Return all of the data exactly as given.
* * * * * * *
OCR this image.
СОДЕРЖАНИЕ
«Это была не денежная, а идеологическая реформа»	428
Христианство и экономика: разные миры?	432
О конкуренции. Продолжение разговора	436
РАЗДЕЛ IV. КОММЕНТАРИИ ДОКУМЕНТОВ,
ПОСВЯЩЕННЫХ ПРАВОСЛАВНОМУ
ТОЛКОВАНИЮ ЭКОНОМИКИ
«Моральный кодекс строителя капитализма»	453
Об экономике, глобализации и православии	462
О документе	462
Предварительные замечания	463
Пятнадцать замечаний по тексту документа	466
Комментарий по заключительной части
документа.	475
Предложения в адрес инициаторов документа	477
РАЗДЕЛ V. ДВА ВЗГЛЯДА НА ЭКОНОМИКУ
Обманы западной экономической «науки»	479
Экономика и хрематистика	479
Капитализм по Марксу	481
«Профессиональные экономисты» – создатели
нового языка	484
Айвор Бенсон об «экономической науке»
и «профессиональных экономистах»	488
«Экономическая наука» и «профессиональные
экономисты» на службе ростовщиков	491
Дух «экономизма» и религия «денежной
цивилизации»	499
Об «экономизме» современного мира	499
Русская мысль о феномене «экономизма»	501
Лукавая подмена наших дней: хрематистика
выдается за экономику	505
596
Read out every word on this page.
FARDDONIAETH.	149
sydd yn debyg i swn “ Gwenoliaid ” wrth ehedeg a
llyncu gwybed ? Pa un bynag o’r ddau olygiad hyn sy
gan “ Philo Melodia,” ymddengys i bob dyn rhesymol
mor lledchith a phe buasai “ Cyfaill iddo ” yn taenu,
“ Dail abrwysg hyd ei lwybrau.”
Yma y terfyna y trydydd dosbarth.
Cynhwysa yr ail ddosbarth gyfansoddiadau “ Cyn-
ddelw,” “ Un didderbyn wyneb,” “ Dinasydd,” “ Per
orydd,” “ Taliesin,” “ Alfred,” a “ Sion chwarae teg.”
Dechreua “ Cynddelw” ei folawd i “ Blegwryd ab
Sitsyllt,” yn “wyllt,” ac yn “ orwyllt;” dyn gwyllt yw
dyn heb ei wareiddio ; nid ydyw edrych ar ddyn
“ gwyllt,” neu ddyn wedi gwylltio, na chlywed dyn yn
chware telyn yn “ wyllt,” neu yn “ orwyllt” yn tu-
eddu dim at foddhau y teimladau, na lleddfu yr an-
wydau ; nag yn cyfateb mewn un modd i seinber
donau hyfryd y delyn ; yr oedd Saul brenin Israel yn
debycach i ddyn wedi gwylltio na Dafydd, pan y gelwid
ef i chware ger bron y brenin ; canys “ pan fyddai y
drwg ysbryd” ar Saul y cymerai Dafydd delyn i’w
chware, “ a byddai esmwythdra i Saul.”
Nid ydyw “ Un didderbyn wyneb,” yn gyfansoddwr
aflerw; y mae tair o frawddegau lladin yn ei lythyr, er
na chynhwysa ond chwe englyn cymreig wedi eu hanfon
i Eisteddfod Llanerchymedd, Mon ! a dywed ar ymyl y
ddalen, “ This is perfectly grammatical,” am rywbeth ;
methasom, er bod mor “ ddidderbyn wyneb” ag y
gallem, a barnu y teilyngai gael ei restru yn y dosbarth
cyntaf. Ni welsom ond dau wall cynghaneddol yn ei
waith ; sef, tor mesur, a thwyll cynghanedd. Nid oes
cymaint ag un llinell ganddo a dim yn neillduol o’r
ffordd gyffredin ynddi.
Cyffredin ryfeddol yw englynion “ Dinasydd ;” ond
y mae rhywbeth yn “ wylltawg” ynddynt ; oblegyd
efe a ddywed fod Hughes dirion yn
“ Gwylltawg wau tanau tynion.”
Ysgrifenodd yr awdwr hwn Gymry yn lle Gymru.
* * * * * * *
◆ WRITTEN RESPONSE:
OCR this image.
СОДЕРЖАНИЕ
«Это была не денежная, а идеологическая реформа»	428
Христианство и экономика: разные миры?	432
О конкуренции. Продолжение разговора	436
РАЗДЕЛ IV. КОММЕНТАРИИ ДОКУМЕНТОВ,
ПОСВЯЩЕННЫХ ПРАВОСЛАВНОМУ
ТОЛКОВАНИЮ ЭКОНОМИКИ
«Моральный кодекс строителя капитализма»	453
Об экономике, глобализации и православии	462
О документе	462
Предварительные замечания	463
Пятнадцать замечаний по тексту документа	466
Комментарий по заключительной части
документа.	475
Предложения в адрес инициаторов документа	477
РАЗДЕЛ V. ДВА ВЗГЛЯДА НА ЭКОНОМИКУ
Обманы западной экономической «науки»	479
Экономика и хрематистика	479
Капитализм по Марксу	481
«Профессиональные экономисты» – создатели
нового языка	484
Айвор Бенсон об «экономической науке»
и «профессиональных экономистах»	488
«Экономическая наука» и «профессиональные
экономисты» на службе ростовщиков	491
Дух «экономизма» и религия «денежной
цивилизации»	499
Об «экономизме» современного мира	499
Русская мысль о феномене «экономизма»	501
Лукавая подмена наших дней: хрематистика
выдается за экономику	505
596
Read out every word on this page.
FARDDONIAETH.	149
sydd yn debyg i swn “ Gwenoliaid ” wrth ehedeg a
llyncu gwybed ? Pa un bynag o’r ddau olygiad hyn sy
gan “ Philo Melodia,” ymddengys i bob dyn rhesymol
mor lledchith a phe buasai “ Cyfaill iddo ” yn taenu,
“ Dail abrwysg hyd ei lwybrau.”
Yma y terfyna y trydydd dosbarth.
Cynhwysa yr ail ddosbarth gyfansoddiadau “ Cyn-
ddelw,” “ Un didderbyn wyneb,” “ Dinasydd,” “ Per
orydd,” “ Taliesin,” “ Alfred,” a “ Sion chwarae teg.”
Dechreua “ Cynddelw” ei folawd i “ Blegwryd ab
Sitsyllt,” yn “wyllt,” ac yn “ orwyllt;” dyn gwyllt yw
dyn heb ei wareiddio ; nid ydyw edrych ar ddyn
“ gwyllt,” neu ddyn wedi gwylltio, na chlywed dyn yn
chware telyn yn “ wyllt,” neu yn “ orwyllt” yn tu-
eddu dim at foddhau y teimladau, na lleddfu yr an-
wydau ; nag yn cyfateb mewn un modd i seinber
donau hyfryd y delyn ; yr oedd Saul brenin Israel yn
debycach i ddyn wedi gwylltio na Dafydd, pan y gelwid
ef i chware ger bron y brenin ; canys “ pan fyddai y
drwg ysbryd” ar Saul y cymerai Dafydd delyn i’w
chware, “ a byddai esmwythdra i Saul.”
Nid ydyw “ Un didderbyn wyneb,” yn gyfansoddwr
aflerw; y mae tair o frawddegau lladin yn ei lythyr, er
na chynhwysa ond chwe englyn cymreig wedi eu hanfon
i Eisteddfod Llanerchymedd, Mon ! a dywed ar ymyl y
ddalen, “ This is perfectly grammatical,” am rywbeth ;
methasom, er bod mor “ ddidderbyn wyneb” ag y
gallem, a barnu y teilyngai gael ei restru yn y dosbarth
cyntaf. Ni welsom ond dau wall cynghaneddol yn ei
waith ; sef, tor mesur, a thwyll cynghanedd. Nid oes
cymaint ag un llinell ganddo a dim yn neillduol o’r
ffordd gyffredin ynddi.
Cyffredin ryfeddol yw englynion “ Dinasydd ;” ond
y mae rhywbeth yn “ wylltawg” ynddynt ; oblegyd
efe a ddywed fod Hughes dirion yn
“ Gwylltawg wau tanau tynion.”
Ysgrifenodd yr awdwr hwn Gymry yn lle Gymru.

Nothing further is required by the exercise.